Given task: Read the records and gather each line that includes "screenshot".

━━ Dataset excerpts

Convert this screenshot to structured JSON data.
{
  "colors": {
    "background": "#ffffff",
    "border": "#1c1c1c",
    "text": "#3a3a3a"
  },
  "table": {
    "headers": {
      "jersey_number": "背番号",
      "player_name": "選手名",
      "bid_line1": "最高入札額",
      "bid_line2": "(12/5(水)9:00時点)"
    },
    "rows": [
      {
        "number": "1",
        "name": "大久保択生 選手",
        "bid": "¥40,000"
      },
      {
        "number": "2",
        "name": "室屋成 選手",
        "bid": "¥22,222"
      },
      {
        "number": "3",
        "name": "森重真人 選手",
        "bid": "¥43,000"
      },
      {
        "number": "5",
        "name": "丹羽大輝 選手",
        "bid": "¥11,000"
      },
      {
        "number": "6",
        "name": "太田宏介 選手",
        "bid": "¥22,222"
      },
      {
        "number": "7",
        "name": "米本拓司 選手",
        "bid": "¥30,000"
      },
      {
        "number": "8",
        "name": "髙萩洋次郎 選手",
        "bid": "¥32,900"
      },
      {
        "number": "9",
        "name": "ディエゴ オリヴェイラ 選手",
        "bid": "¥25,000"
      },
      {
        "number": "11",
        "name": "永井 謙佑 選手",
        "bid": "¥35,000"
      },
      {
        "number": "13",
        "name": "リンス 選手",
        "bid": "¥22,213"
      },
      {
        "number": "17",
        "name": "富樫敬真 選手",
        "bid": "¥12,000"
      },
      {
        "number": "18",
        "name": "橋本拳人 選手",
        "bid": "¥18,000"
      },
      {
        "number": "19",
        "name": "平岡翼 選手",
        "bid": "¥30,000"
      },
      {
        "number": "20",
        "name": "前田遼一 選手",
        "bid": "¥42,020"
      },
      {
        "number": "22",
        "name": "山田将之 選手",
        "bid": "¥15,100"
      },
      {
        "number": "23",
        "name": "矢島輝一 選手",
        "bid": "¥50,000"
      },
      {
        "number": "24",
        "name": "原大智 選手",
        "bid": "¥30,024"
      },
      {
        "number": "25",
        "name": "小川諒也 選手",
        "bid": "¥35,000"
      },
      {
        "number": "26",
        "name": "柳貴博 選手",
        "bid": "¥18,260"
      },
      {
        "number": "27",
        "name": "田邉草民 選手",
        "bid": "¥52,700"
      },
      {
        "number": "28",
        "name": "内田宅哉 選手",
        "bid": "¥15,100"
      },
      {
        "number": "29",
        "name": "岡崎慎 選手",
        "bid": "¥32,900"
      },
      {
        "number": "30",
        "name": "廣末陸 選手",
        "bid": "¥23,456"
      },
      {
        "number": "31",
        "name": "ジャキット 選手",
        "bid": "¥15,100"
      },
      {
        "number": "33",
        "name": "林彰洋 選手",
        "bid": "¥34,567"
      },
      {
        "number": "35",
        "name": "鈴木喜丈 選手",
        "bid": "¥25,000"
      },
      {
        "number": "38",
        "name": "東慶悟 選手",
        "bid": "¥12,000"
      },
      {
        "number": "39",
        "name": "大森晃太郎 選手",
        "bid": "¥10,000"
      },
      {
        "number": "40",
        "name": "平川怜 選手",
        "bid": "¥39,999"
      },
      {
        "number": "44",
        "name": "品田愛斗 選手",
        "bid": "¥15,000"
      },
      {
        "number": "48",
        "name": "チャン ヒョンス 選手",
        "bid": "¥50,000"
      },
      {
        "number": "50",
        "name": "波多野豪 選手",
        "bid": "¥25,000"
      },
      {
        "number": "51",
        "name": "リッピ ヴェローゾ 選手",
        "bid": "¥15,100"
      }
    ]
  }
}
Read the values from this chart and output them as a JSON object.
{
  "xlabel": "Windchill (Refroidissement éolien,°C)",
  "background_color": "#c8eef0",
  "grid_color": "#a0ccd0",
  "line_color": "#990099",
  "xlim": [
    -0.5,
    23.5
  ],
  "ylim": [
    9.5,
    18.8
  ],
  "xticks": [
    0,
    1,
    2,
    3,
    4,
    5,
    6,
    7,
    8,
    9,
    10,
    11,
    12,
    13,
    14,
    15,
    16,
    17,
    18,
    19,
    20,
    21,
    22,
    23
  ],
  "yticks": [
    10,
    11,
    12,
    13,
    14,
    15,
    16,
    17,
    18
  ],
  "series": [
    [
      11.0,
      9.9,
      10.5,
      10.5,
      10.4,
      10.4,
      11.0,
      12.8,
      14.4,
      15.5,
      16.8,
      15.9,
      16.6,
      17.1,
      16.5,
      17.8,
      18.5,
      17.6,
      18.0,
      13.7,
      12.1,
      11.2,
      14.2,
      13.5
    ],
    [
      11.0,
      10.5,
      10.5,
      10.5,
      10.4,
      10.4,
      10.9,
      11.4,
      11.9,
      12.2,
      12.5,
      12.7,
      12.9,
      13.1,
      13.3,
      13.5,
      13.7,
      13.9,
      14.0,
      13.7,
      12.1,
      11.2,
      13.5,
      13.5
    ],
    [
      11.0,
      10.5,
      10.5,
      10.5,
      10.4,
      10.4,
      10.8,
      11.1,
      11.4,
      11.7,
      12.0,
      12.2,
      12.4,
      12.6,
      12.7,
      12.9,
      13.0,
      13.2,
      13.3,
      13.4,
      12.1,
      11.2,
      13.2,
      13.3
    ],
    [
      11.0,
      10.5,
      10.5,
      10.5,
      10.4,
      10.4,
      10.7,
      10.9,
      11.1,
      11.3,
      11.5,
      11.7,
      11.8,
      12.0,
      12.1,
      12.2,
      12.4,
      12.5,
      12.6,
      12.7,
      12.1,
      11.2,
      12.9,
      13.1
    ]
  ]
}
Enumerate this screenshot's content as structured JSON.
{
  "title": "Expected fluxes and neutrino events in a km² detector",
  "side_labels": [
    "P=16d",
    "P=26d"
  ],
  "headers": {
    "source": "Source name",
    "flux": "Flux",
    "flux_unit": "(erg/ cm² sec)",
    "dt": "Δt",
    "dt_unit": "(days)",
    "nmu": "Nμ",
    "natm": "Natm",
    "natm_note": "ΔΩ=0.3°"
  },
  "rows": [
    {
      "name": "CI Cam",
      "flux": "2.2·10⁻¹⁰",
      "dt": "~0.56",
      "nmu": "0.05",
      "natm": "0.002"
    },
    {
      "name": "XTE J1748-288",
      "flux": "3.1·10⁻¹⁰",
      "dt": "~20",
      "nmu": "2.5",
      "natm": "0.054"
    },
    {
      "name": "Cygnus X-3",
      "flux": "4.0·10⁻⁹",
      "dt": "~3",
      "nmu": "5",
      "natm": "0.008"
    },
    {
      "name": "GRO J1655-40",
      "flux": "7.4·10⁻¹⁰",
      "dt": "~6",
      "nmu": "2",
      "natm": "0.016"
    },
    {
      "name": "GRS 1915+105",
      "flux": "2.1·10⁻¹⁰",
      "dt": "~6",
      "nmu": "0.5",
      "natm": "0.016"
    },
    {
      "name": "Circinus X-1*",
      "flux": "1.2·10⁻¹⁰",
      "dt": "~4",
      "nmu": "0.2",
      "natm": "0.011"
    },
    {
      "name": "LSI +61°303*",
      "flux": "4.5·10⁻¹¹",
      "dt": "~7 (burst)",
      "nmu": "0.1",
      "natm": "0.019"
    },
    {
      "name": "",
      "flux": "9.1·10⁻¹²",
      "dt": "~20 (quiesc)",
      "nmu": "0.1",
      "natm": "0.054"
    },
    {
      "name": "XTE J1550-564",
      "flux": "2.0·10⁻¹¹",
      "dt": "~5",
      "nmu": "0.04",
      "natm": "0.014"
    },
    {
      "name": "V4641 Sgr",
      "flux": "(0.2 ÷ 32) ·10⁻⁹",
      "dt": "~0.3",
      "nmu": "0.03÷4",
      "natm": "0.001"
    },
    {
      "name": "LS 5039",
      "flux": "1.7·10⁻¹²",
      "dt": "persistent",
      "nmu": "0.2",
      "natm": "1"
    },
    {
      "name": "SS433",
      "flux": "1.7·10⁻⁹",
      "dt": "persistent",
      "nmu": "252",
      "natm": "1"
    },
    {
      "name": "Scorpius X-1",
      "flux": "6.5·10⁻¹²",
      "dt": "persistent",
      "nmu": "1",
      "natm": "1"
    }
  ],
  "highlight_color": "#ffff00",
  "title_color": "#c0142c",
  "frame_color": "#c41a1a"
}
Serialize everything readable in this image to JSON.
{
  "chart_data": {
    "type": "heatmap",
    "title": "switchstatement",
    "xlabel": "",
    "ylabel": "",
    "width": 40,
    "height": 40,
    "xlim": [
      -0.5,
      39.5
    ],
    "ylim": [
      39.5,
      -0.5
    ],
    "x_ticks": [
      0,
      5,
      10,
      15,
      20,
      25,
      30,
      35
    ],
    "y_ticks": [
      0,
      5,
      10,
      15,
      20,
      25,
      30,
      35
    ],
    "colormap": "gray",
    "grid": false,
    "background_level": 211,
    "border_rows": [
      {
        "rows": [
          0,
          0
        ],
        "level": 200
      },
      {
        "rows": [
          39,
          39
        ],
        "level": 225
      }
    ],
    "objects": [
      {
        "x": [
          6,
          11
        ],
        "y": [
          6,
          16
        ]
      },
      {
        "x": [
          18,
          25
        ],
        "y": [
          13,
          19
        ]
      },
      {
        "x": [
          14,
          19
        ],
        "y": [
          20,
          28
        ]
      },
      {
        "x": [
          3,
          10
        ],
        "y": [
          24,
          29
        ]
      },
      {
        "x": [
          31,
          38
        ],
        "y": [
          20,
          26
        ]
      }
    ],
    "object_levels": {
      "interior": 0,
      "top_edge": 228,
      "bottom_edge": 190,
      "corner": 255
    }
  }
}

━━━━

Answer to this task:
Convert this screenshot to structured JSON data.
Enumerate this screenshot's content as structured JSON.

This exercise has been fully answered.